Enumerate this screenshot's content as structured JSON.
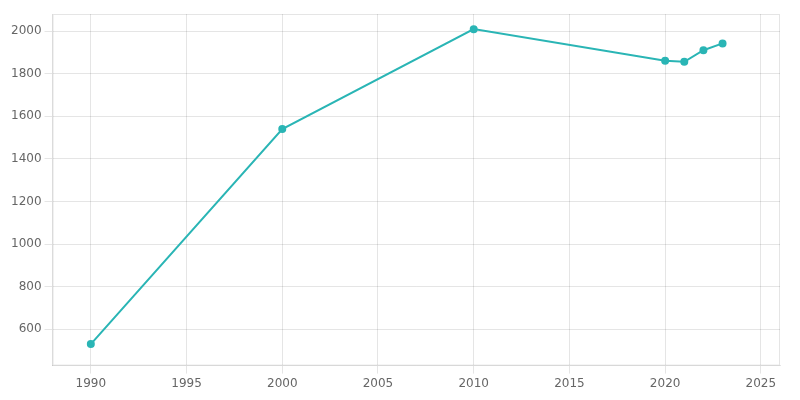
{
  "chart_data": {
    "type": "line",
    "x": [
      1990,
      2000,
      2010,
      2020,
      2021,
      2022,
      2023
    ],
    "values": [
      531,
      1540,
      2009,
      1861,
      1856,
      1910,
      1942
    ],
    "color": "#2ab5b5",
    "marker": "o",
    "xlim": [
      1988,
      2026
    ],
    "ylim": [
      430,
      2080
    ],
    "xticks": [
      1990,
      1995,
      2000,
      2005,
      2010,
      2015,
      2020,
      2025
    ],
    "yticks": [
      600,
      800,
      1000,
      1200,
      1400,
      1600,
      1800,
      2000
    ],
    "grid": true
  }
}
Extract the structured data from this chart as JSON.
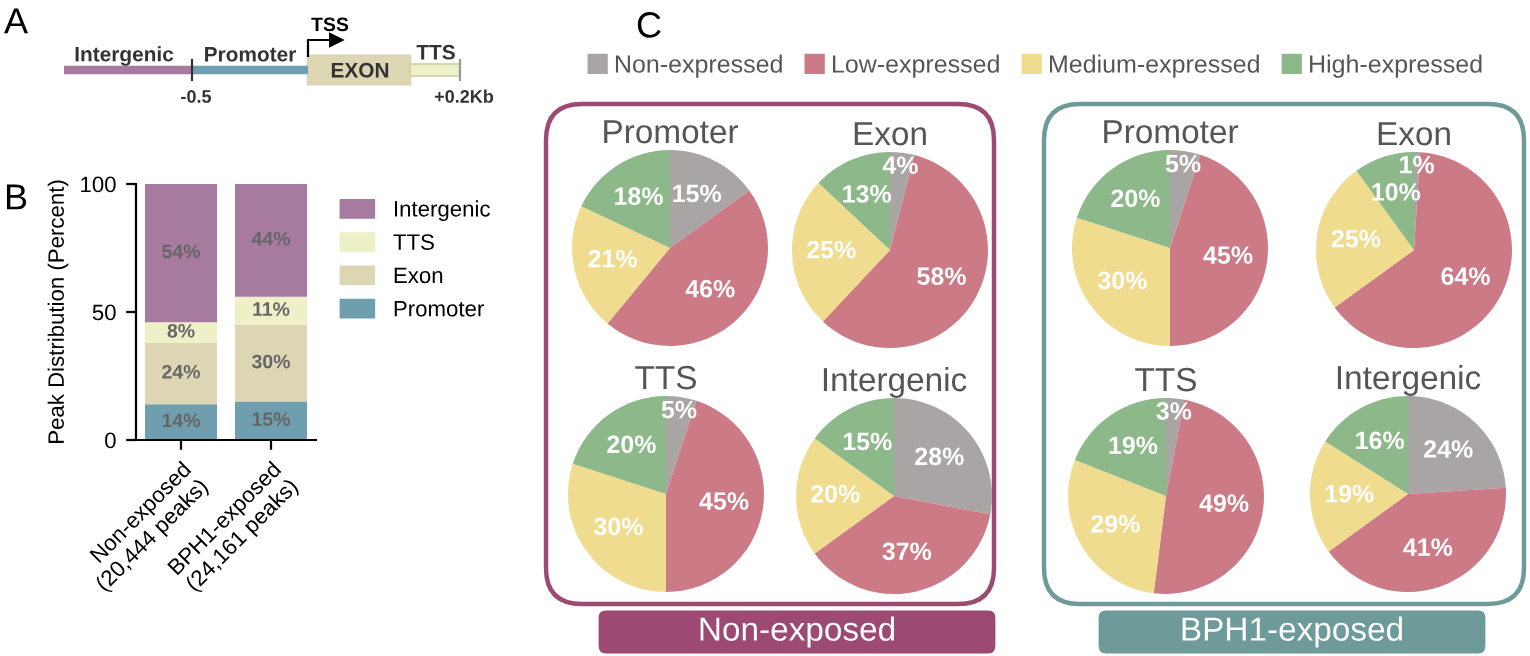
{
  "chart_data": [
    {
      "type": "other",
      "title": "A",
      "annotations": [
        "Intergenic",
        "Promoter",
        "TSS",
        "EXON",
        "TTS",
        "-0.5",
        "+0.2Kb"
      ]
    },
    {
      "type": "bar",
      "title": "B",
      "ylabel": "Peak Distribution (Percent)",
      "categories": [
        "Non-exposed\n(20,444 peaks)",
        "BPH1-exposed\n(24,161 peaks)"
      ],
      "stacked": true,
      "ylim": [
        0,
        100
      ],
      "yticks": [
        0,
        50,
        100
      ],
      "legend": "right",
      "grid": false,
      "series": [
        {
          "name": "Promoter",
          "color": "#6f9eae",
          "values": [
            14,
            15
          ],
          "value_labels": [
            "14%",
            "15%"
          ]
        },
        {
          "name": "Exon",
          "color": "#ddd6b5",
          "values": [
            24,
            30
          ],
          "value_labels": [
            "24%",
            "30%"
          ]
        },
        {
          "name": "TTS",
          "color": "#eef0c8",
          "values": [
            8,
            11
          ],
          "value_labels": [
            "8%",
            "11%"
          ]
        },
        {
          "name": "Intergenic",
          "color": "#a77a9f",
          "values": [
            54,
            44
          ],
          "value_labels": [
            "54%",
            "44%"
          ]
        }
      ]
    },
    {
      "type": "other",
      "title": "C",
      "annotations": [
        "Non-exposed",
        "BPH1-exposed"
      ]
    },
    {
      "type": "pie",
      "title": "Promoter",
      "legend": "top",
      "categories": [
        "Non-expressed",
        "Low-expressed",
        "Medium-expressed",
        "High-expressed"
      ],
      "colors": [
        "#aaa5a5",
        "#cc7a86",
        "#f0dc8e",
        "#8db88a"
      ],
      "values": [
        15,
        46,
        21,
        18
      ],
      "value_labels": [
        "15%",
        "46%",
        "21%",
        "18%"
      ]
    },
    {
      "type": "pie",
      "title": "Exon",
      "colors": [
        "#aaa5a5",
        "#cc7a86",
        "#f0dc8e",
        "#8db88a"
      ],
      "values": [
        4,
        58,
        25,
        13
      ],
      "value_labels": [
        "4%",
        "58%",
        "25%",
        "13%"
      ]
    },
    {
      "type": "pie",
      "title": "Promoter",
      "colors": [
        "#aaa5a5",
        "#cc7a86",
        "#f0dc8e",
        "#8db88a"
      ],
      "values": [
        5,
        45,
        30,
        20
      ],
      "value_labels": [
        "5%",
        "45%",
        "30%",
        "20%"
      ]
    },
    {
      "type": "pie",
      "title": "Exon",
      "colors": [
        "#aaa5a5",
        "#cc7a86",
        "#f0dc8e",
        "#8db88a"
      ],
      "values": [
        1,
        64,
        25,
        10
      ],
      "value_labels": [
        "1%",
        "64%",
        "25%",
        "10%"
      ]
    },
    {
      "type": "pie",
      "title": "TTS",
      "colors": [
        "#aaa5a5",
        "#cc7a86",
        "#f0dc8e",
        "#8db88a"
      ],
      "values": [
        5,
        45,
        30,
        20
      ],
      "value_labels": [
        "5%",
        "45%",
        "30%",
        "20%"
      ]
    },
    {
      "type": "pie",
      "title": "Intergenic",
      "colors": [
        "#aaa5a5",
        "#cc7a86",
        "#f0dc8e",
        "#8db88a"
      ],
      "values": [
        28,
        37,
        20,
        15
      ],
      "value_labels": [
        "28%",
        "37%",
        "20%",
        "15%"
      ]
    },
    {
      "type": "pie",
      "title": "TTS",
      "colors": [
        "#aaa5a5",
        "#cc7a86",
        "#f0dc8e",
        "#8db88a"
      ],
      "values": [
        3,
        49,
        29,
        19
      ],
      "value_labels": [
        "3%",
        "49%",
        "29%",
        "19%"
      ]
    },
    {
      "type": "pie",
      "title": "Intergenic",
      "colors": [
        "#aaa5a5",
        "#cc7a86",
        "#f0dc8e",
        "#8db88a"
      ],
      "values": [
        24,
        41,
        19,
        16
      ],
      "value_labels": [
        "24%",
        "41%",
        "19%",
        "16%"
      ]
    }
  ]
}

◇ ◇ ◇ ◇

**What the task requires:** Copy the records exactly as they appear, excluding images.

**Expected output:**
Enumerate this screenshot's content as structured JSON.
{
  "chart_data": {
    "type": "line",
    "x": [
      1990,
      2000,
      2010,
      2020,
      2021,
      2022,
      2023
    ],
    "values": [
      531,
      1540,
      2009,
      1861,
      1856,
      1910,
      1942
    ],
    "color": "#2ab5b5",
    "marker": "o",
    "xlim": [
      1988,
      2026
    ],
    "ylim": [
      430,
      2080
    ],
    "xticks": [
      1990,
      1995,
      2000,
      2005,
      2010,
      2015,
      2020,
      2025
    ],
    "yticks": [
      600,
      800,
      1000,
      1200,
      1400,
      1600,
      1800,
      2000
    ],
    "grid": true
  }
}
Extract the structured data from this chart as JSON.
{
  "chart_data": [
    {
      "type": "other",
      "title": "A",
      "annotations": [
        "Intergenic",
        "Promoter",
        "TSS",
        "EXON",
        "TTS",
        "-0.5",
        "+0.2Kb"
      ]
    },
    {
      "type": "bar",
      "title": "B",
      "ylabel": "Peak Distribution (Percent)",
      "categories": [
        "Non-exposed\n(20,444 peaks)",
        "BPH1-exposed\n(24,161 peaks)"
      ],
      "stacked": true,
      "ylim": [
        0,
        100
      ],
      "yticks": [
        0,
        50,
        100
      ],
      "legend": "right",
      "grid": false,
      "series": [
        {
          "name": "Promoter",
          "color": "#6f9eae",
          "values": [
            14,
            15
          ],
          "value_labels": [
            "14%",
            "15%"
          ]
        },
        {
          "name": "Exon",
          "color": "#ddd6b5",
          "values": [
            24,
            30
          ],
          "value_labels": [
            "24%",
            "30%"
          ]
        },
        {
          "name": "TTS",
          "color": "#eef0c8",
          "values": [
            8,
            11
          ],
          "value_labels": [
            "8%",
            "11%"
          ]
        },
        {
          "name": "Intergenic",
          "color": "#a77a9f",
          "values": [
            54,
            44
          ],
          "value_labels": [
            "54%",
            "44%"
          ]
        }
      ]
    },
    {
      "type": "other",
      "title": "C",
      "annotations": [
        "Non-exposed",
        "BPH1-exposed"
      ]
    },
    {
      "type": "pie",
      "title": "Promoter",
      "legend": "top",
      "categories": [
        "Non-expressed",
        "Low-expressed",
        "Medium-expressed",
        "High-expressed"
      ],
      "colors": [
        "#aaa5a5",
        "#cc7a86",
        "#f0dc8e",
        "#8db88a"
      ],
      "values": [
        15,
        46,
        21,
        18
      ],
      "value_labels": [
        "15%",
        "46%",
        "21%",
        "18%"
      ]
    },
    {
      "type": "pie",
      "title": "Exon",
      "colors": [
        "#aaa5a5",
        "#cc7a86",
        "#f0dc8e",
        "#8db88a"
      ],
      "values": [
        4,
        58,
        25,
        13
      ],
      "value_labels": [
        "4%",
        "58%",
        "25%",
        "13%"
      ]
    },
    {
      "type": "pie",
      "title": "Promoter",
      "colors": [
        "#aaa5a5",
        "#cc7a86",
        "#f0dc8e",
        "#8db88a"
      ],
      "values": [
        5,
        45,
        30,
        20
      ],
      "value_labels": [
        "5%",
        "45%",
        "30%",
        "20%"
      ]
    },
    {
      "type": "pie",
      "title": "Exon",
      "colors": [
        "#aaa5a5",
        "#cc7a86",
        "#f0dc8e",
        "#8db88a"
      ],
      "values": [
        1,
        64,
        25,
        10
      ],
      "value_labels": [
        "1%",
        "64%",
        "25%",
        "10%"
      ]
    },
    {
      "type": "pie",
      "title": "TTS",
      "colors": [
        "#aaa5a5",
        "#cc7a86",
        "#f0dc8e",
        "#8db88a"
      ],
      "values": [
        5,
        45,
        30,
        20
      ],
      "value_labels": [
        "5%",
        "45%",
        "30%",
        "20%"
      ]
    },
    {
      "type": "pie",
      "title": "Intergenic",
      "colors": [
        "#aaa5a5",
        "#cc7a86",
        "#f0dc8e",
        "#8db88a"
      ],
      "values": [
        28,
        37,
        20,
        15
      ],
      "value_labels": [
        "28%",
        "37%",
        "20%",
        "15%"
      ]
    },
    {
      "type": "pie",
      "title": "TTS",
      "colors": [
        "#aaa5a5",
        "#cc7a86",
        "#f0dc8e",
        "#8db88a"
      ],
      "values": [
        3,
        49,
        29,
        19
      ],
      "value_labels": [
        "3%",
        "49%",
        "29%",
        "19%"
      ]
    },
    {
      "type": "pie",
      "title": "Intergenic",
      "colors": [
        "#aaa5a5",
        "#cc7a86",
        "#f0dc8e",
        "#8db88a"
      ],
      "values": [
        24,
        41,
        19,
        16
      ],
      "value_labels": [
        "24%",
        "41%",
        "19%",
        "16%"
      ]
    }
  ]
}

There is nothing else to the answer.